Task instructions ▸ Print every record below exactly as written.

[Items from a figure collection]
★ ★ ★ ★
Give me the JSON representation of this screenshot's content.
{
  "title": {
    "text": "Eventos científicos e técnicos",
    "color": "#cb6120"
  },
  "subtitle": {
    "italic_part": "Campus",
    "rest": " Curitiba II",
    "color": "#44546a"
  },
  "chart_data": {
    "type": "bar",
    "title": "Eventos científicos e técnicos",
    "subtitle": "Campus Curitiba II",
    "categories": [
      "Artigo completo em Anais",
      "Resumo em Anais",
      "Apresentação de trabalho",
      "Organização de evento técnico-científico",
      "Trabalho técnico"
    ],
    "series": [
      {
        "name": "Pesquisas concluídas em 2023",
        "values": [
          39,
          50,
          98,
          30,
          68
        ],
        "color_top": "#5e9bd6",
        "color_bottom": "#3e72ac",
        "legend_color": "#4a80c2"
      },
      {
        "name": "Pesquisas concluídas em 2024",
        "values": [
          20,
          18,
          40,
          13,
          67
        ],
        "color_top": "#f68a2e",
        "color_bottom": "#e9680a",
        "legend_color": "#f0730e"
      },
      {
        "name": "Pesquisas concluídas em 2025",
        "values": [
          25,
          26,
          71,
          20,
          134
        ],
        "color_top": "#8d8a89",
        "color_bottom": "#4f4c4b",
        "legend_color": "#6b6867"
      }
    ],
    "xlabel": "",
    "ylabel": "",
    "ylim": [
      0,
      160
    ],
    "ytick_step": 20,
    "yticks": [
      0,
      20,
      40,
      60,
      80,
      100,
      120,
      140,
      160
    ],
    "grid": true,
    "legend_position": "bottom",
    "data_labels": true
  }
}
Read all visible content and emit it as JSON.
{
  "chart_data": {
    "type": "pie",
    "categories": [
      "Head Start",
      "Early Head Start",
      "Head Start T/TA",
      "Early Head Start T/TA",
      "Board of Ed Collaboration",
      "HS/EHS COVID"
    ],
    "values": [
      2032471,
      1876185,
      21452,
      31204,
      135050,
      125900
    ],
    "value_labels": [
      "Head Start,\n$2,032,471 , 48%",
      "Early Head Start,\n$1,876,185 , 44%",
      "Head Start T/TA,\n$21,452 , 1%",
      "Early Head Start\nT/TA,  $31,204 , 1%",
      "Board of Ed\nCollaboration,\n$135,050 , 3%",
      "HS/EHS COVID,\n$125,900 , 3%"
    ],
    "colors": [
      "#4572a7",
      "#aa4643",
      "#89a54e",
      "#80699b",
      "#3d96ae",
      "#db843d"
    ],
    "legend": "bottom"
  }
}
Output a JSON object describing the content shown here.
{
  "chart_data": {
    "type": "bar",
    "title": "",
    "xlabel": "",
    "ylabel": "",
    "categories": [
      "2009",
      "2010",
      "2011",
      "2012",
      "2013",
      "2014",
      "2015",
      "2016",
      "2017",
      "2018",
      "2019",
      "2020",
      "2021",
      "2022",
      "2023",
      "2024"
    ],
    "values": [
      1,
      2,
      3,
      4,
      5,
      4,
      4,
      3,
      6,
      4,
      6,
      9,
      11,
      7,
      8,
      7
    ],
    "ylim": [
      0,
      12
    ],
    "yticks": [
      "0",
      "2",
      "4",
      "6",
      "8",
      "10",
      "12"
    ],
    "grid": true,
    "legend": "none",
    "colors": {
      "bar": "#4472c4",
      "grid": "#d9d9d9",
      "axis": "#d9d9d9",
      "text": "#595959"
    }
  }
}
★ ★ ★ ★
Output below ▸
Give me the JSON representation of this screenshot's content.
{
  "title": {
    "text": "Eventos científicos e técnicos",
    "color": "#cb6120"
  },
  "subtitle": {
    "italic_part": "Campus",
    "rest": " Curitiba II",
    "color": "#44546a"
  },
  "chart_data": {
    "type": "bar",
    "title": "Eventos científicos e técnicos",
    "subtitle": "Campus Curitiba II",
    "categories": [
      "Artigo completo em Anais",
      "Resumo em Anais",
      "Apresentação de trabalho",
      "Organização de evento técnico-científico",
      "Trabalho técnico"
    ],
    "series": [
      {
        "name": "Pesquisas concluídas em 2023",
        "values": [
          39,
          50,
          98,
          30,
          68
        ],
        "color_top": "#5e9bd6",
        "color_bottom": "#3e72ac",
        "legend_color": "#4a80c2"
      },
      {
        "name": "Pesquisas concluídas em 2024",
        "values": [
          20,
          18,
          40,
          13,
          67
        ],
        "color_top": "#f68a2e",
        "color_bottom": "#e9680a",
        "legend_color": "#f0730e"
      },
      {
        "name": "Pesquisas concluídas em 2025",
        "values": [
          25,
          26,
          71,
          20,
          134
        ],
        "color_top": "#8d8a89",
        "color_bottom": "#4f4c4b",
        "legend_color": "#6b6867"
      }
    ],
    "xlabel": "",
    "ylabel": "",
    "ylim": [
      0,
      160
    ],
    "ytick_step": 20,
    "yticks": [
      0,
      20,
      40,
      60,
      80,
      100,
      120,
      140,
      160
    ],
    "grid": true,
    "legend_position": "bottom",
    "data_labels": true
  }
}
Read all visible content and emit it as JSON.
{
  "chart_data": {
    "type": "pie",
    "categories": [
      "Head Start",
      "Early Head Start",
      "Head Start T/TA",
      "Early Head Start T/TA",
      "Board of Ed Collaboration",
      "HS/EHS COVID"
    ],
    "values": [
      2032471,
      1876185,
      21452,
      31204,
      135050,
      125900
    ],
    "value_labels": [
      "Head Start,\n$2,032,471 , 48%",
      "Early Head Start,\n$1,876,185 , 44%",
      "Head Start T/TA,\n$21,452 , 1%",
      "Early Head Start\nT/TA,  $31,204 , 1%",
      "Board of Ed\nCollaboration,\n$135,050 , 3%",
      "HS/EHS COVID,\n$125,900 , 3%"
    ],
    "colors": [
      "#4572a7",
      "#aa4643",
      "#89a54e",
      "#80699b",
      "#3d96ae",
      "#db843d"
    ],
    "legend": "bottom"
  }
}
Output a JSON object describing the content shown here.
{
  "chart_data": {
    "type": "bar",
    "title": "",
    "xlabel": "",
    "ylabel": "",
    "categories": [
      "2009",
      "2010",
      "2011",
      "2012",
      "2013",
      "2014",
      "2015",
      "2016",
      "2017",
      "2018",
      "2019",
      "2020",
      "2021",
      "2022",
      "2023",
      "2024"
    ],
    "values": [
      1,
      2,
      3,
      4,
      5,
      4,
      4,
      3,
      6,
      4,
      6,
      9,
      11,
      7,
      8,
      7
    ],
    "ylim": [
      0,
      12
    ],
    "yticks": [
      "0",
      "2",
      "4",
      "6",
      "8",
      "10",
      "12"
    ],
    "grid": true,
    "legend": "none",
    "colors": {
      "bar": "#4472c4",
      "grid": "#d9d9d9",
      "axis": "#d9d9d9",
      "text": "#595959"
    }
  }
}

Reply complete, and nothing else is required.